Stated exercise:
Set down each record below precisely, skipping the pictures.

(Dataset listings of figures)
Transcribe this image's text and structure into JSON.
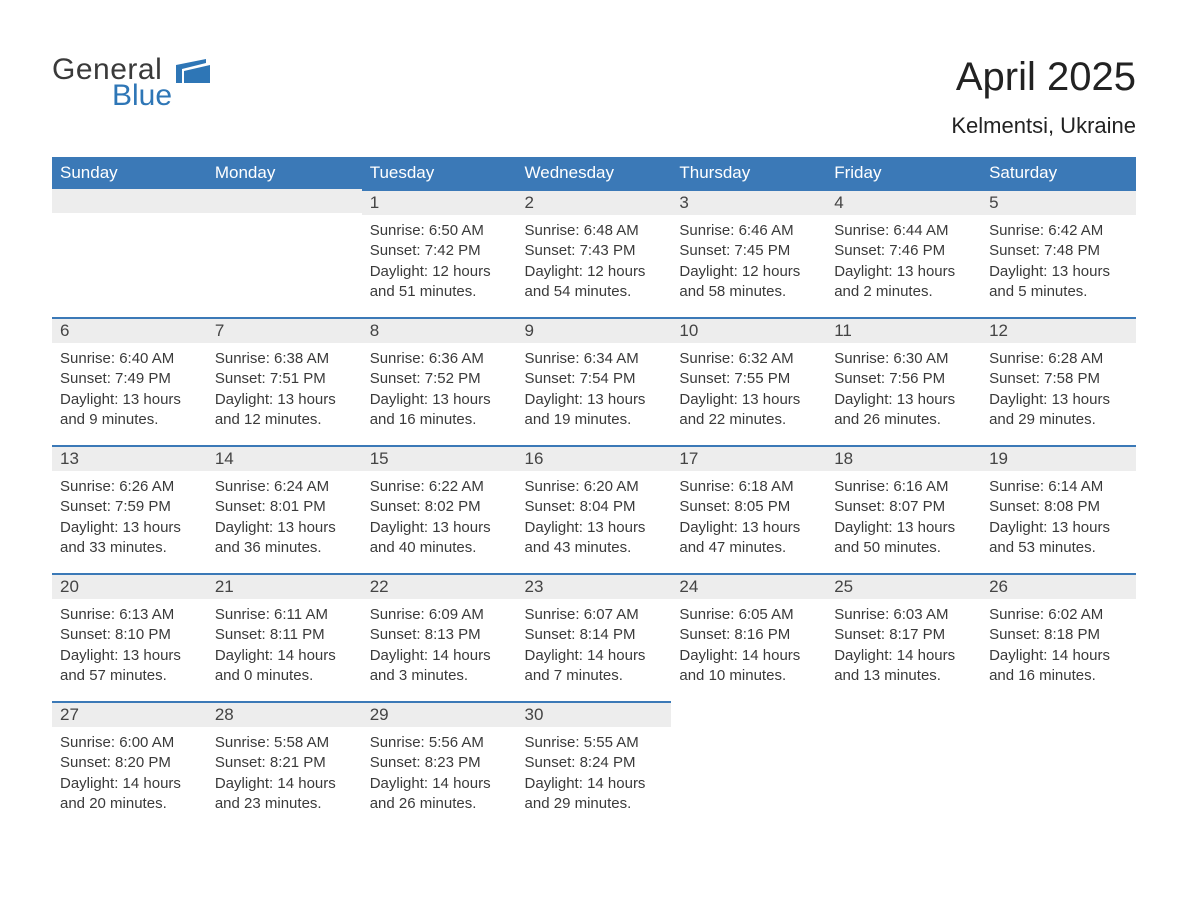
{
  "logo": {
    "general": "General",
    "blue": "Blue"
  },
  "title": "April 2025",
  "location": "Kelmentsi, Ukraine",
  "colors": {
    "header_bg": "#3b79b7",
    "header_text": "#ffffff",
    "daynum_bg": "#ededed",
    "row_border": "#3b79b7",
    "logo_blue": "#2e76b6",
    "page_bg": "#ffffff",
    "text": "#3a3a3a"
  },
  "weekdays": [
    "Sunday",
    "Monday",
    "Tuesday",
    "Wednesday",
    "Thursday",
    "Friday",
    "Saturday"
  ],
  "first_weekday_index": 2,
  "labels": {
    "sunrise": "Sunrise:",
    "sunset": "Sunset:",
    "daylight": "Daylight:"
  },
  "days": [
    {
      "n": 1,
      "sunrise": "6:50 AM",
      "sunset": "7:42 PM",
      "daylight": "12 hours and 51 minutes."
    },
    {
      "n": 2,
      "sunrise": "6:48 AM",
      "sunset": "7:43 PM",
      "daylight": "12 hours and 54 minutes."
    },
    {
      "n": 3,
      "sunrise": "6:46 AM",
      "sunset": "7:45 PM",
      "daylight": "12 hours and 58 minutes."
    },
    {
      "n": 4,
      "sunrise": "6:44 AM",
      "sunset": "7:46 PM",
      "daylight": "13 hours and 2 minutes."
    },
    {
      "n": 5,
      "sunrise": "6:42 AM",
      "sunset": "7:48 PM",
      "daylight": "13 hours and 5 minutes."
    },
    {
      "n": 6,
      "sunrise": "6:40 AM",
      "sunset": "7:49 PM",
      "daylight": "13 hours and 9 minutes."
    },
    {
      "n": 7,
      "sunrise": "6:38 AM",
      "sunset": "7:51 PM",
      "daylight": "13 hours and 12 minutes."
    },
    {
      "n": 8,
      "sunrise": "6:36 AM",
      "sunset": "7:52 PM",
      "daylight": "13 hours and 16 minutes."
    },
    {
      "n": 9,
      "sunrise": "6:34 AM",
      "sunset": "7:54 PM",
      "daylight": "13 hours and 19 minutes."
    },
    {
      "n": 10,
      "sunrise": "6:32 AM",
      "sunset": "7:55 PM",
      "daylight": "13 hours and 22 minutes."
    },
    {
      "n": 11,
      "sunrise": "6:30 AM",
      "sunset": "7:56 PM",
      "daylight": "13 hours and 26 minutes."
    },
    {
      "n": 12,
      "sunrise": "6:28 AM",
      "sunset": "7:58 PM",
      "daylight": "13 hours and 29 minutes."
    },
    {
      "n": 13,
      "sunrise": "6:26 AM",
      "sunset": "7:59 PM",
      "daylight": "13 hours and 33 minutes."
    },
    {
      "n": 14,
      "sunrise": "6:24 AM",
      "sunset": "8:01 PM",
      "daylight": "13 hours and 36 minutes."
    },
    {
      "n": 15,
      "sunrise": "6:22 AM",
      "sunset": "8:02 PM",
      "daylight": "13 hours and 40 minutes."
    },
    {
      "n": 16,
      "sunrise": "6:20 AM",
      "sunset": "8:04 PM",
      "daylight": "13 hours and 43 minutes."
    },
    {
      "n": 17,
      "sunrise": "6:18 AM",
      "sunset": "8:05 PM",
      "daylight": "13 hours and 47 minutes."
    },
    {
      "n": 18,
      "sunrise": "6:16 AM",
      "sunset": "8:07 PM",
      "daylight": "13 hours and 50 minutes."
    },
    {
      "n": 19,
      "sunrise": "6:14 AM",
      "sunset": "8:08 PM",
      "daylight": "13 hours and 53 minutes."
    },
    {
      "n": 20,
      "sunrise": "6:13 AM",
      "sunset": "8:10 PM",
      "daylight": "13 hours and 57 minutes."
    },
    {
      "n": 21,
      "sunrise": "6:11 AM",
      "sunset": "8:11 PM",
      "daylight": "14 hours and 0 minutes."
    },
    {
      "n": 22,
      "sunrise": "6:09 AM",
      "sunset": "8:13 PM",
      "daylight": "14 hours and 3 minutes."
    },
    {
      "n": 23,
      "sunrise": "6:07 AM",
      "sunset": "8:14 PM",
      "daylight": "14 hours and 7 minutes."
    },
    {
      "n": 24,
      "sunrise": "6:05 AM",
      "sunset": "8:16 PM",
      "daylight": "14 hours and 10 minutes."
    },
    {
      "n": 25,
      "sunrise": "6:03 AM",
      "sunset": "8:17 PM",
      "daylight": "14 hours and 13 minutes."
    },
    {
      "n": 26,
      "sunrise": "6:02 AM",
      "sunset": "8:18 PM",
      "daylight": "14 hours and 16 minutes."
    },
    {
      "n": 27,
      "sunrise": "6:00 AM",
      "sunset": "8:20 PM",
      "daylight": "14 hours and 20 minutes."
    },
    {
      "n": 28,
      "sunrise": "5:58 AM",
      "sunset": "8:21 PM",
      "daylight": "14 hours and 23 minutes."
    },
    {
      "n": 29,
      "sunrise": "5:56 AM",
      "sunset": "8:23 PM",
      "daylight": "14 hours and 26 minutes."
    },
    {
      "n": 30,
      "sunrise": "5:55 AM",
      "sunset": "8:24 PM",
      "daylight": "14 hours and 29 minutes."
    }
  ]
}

Finished task:
Transcribe this image's text and structure into JSON.
{
  "logo": {
    "general": "General",
    "blue": "Blue"
  },
  "title": "April 2025",
  "location": "Kelmentsi, Ukraine",
  "colors": {
    "header_bg": "#3b79b7",
    "header_text": "#ffffff",
    "daynum_bg": "#ededed",
    "row_border": "#3b79b7",
    "logo_blue": "#2e76b6",
    "page_bg": "#ffffff",
    "text": "#3a3a3a"
  },
  "weekdays": [
    "Sunday",
    "Monday",
    "Tuesday",
    "Wednesday",
    "Thursday",
    "Friday",
    "Saturday"
  ],
  "first_weekday_index": 2,
  "labels": {
    "sunrise": "Sunrise:",
    "sunset": "Sunset:",
    "daylight": "Daylight:"
  },
  "days": [
    {
      "n": 1,
      "sunrise": "6:50 AM",
      "sunset": "7:42 PM",
      "daylight": "12 hours and 51 minutes."
    },
    {
      "n": 2,
      "sunrise": "6:48 AM",
      "sunset": "7:43 PM",
      "daylight": "12 hours and 54 minutes."
    },
    {
      "n": 3,
      "sunrise": "6:46 AM",
      "sunset": "7:45 PM",
      "daylight": "12 hours and 58 minutes."
    },
    {
      "n": 4,
      "sunrise": "6:44 AM",
      "sunset": "7:46 PM",
      "daylight": "13 hours and 2 minutes."
    },
    {
      "n": 5,
      "sunrise": "6:42 AM",
      "sunset": "7:48 PM",
      "daylight": "13 hours and 5 minutes."
    },
    {
      "n": 6,
      "sunrise": "6:40 AM",
      "sunset": "7:49 PM",
      "daylight": "13 hours and 9 minutes."
    },
    {
      "n": 7,
      "sunrise": "6:38 AM",
      "sunset": "7:51 PM",
      "daylight": "13 hours and 12 minutes."
    },
    {
      "n": 8,
      "sunrise": "6:36 AM",
      "sunset": "7:52 PM",
      "daylight": "13 hours and 16 minutes."
    },
    {
      "n": 9,
      "sunrise": "6:34 AM",
      "sunset": "7:54 PM",
      "daylight": "13 hours and 19 minutes."
    },
    {
      "n": 10,
      "sunrise": "6:32 AM",
      "sunset": "7:55 PM",
      "daylight": "13 hours and 22 minutes."
    },
    {
      "n": 11,
      "sunrise": "6:30 AM",
      "sunset": "7:56 PM",
      "daylight": "13 hours and 26 minutes."
    },
    {
      "n": 12,
      "sunrise": "6:28 AM",
      "sunset": "7:58 PM",
      "daylight": "13 hours and 29 minutes."
    },
    {
      "n": 13,
      "sunrise": "6:26 AM",
      "sunset": "7:59 PM",
      "daylight": "13 hours and 33 minutes."
    },
    {
      "n": 14,
      "sunrise": "6:24 AM",
      "sunset": "8:01 PM",
      "daylight": "13 hours and 36 minutes."
    },
    {
      "n": 15,
      "sunrise": "6:22 AM",
      "sunset": "8:02 PM",
      "daylight": "13 hours and 40 minutes."
    },
    {
      "n": 16,
      "sunrise": "6:20 AM",
      "sunset": "8:04 PM",
      "daylight": "13 hours and 43 minutes."
    },
    {
      "n": 17,
      "sunrise": "6:18 AM",
      "sunset": "8:05 PM",
      "daylight": "13 hours and 47 minutes."
    },
    {
      "n": 18,
      "sunrise": "6:16 AM",
      "sunset": "8:07 PM",
      "daylight": "13 hours and 50 minutes."
    },
    {
      "n": 19,
      "sunrise": "6:14 AM",
      "sunset": "8:08 PM",
      "daylight": "13 hours and 53 minutes."
    },
    {
      "n": 20,
      "sunrise": "6:13 AM",
      "sunset": "8:10 PM",
      "daylight": "13 hours and 57 minutes."
    },
    {
      "n": 21,
      "sunrise": "6:11 AM",
      "sunset": "8:11 PM",
      "daylight": "14 hours and 0 minutes."
    },
    {
      "n": 22,
      "sunrise": "6:09 AM",
      "sunset": "8:13 PM",
      "daylight": "14 hours and 3 minutes."
    },
    {
      "n": 23,
      "sunrise": "6:07 AM",
      "sunset": "8:14 PM",
      "daylight": "14 hours and 7 minutes."
    },
    {
      "n": 24,
      "sunrise": "6:05 AM",
      "sunset": "8:16 PM",
      "daylight": "14 hours and 10 minutes."
    },
    {
      "n": 25,
      "sunrise": "6:03 AM",
      "sunset": "8:17 PM",
      "daylight": "14 hours and 13 minutes."
    },
    {
      "n": 26,
      "sunrise": "6:02 AM",
      "sunset": "8:18 PM",
      "daylight": "14 hours and 16 minutes."
    },
    {
      "n": 27,
      "sunrise": "6:00 AM",
      "sunset": "8:20 PM",
      "daylight": "14 hours and 20 minutes."
    },
    {
      "n": 28,
      "sunrise": "5:58 AM",
      "sunset": "8:21 PM",
      "daylight": "14 hours and 23 minutes."
    },
    {
      "n": 29,
      "sunrise": "5:56 AM",
      "sunset": "8:23 PM",
      "daylight": "14 hours and 26 minutes."
    },
    {
      "n": 30,
      "sunrise": "5:55 AM",
      "sunset": "8:24 PM",
      "daylight": "14 hours and 29 minutes."
    }
  ]
}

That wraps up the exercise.